*Document excerpt*
I've already read some forums on this sort of question but haven't come to a satisfactory conclusion yet. I know that this is probably a tough question as it involves guessing about the future, but I would still appreciate your opinions.
Thanks!
 
I'm currently working on selecting parts for a gaming build that I plan on building when GPU prices come down. I plan on using it primarily for gaming on a 4K or 5K resolution VR headset at 90 or 120hz, so I figure I'll need an RTX 3080. I'm trying to decide on the CPU, which I've narrowed down to either the Ryzen 5 5600X or the Ryzen 7 5800X. From benchmarks I've seen, the 5600X and 5800X are almost identical in gaming performance. The reason I'm considering the 5800X is for future proofing. I want to make this build last for 5-7 years or more without having to upgrade anything except the GPU and RAM capacity.

I feel like the biggest determining factor for which CPU to buy is whether or not the 5800X will end up being significantly better than the 5600X for gaming in 5 or so years. Do you think gaming benefit from 8 cores in 5 years or so? If the answer is yes, then I think it would be a good idea to buy the 5800X now so that I don't have to upgrade the CPU for a long time.

I've already read some forums on this sort of question but haven't come to a satisfactory conclusion yet. I know that this is probably a tough question as it involves guessing about the future, but I would still appreciate your opinions.
Thanks!
'Future Proofing' is always tricky - if you get lucky a CPU will last a long time, but other advances can come into play when you start talking over 5 years.

*Supplied data*
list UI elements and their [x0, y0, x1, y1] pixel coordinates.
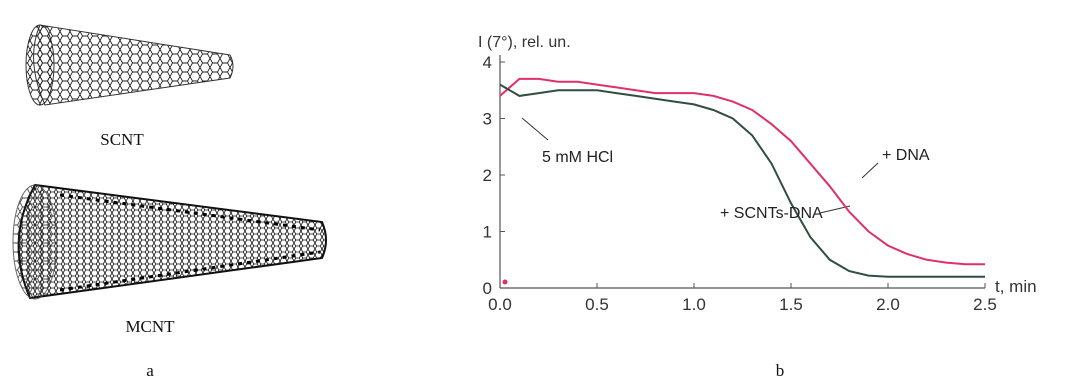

*Problem set*
#1 According to the CPU post, which two processors has the writer narrowed the choice down to?
#2 Reproduce the passage of the CPU post starting with "I'm currently working" and going on through "and RAM capacity.".

*Set of answers*
#1 The Ryzen 5 5600X and the Ryzen 7 5800X.

#2
I'm currently working on selecting parts for a gaming build that I plan on building when GPU prices come down. I plan on using it primarily for gaming on a 4K or 5K resolution VR headset at 90 or 120hz, so I figure I'll need an RTX 3080. I'm trying to decide on the CPU, which I've narrowed down to either the Ryzen 5 5600X or the Ryzen 7 5800X. From benchmarks I've seen, the 5600X and 5800X are almost identical in gaming performance. The reason I'm considering the 5800X is for future proofing. I want to make this build last for 5-7 years or more without having to upgrade anything except the GPU and RAM capacity.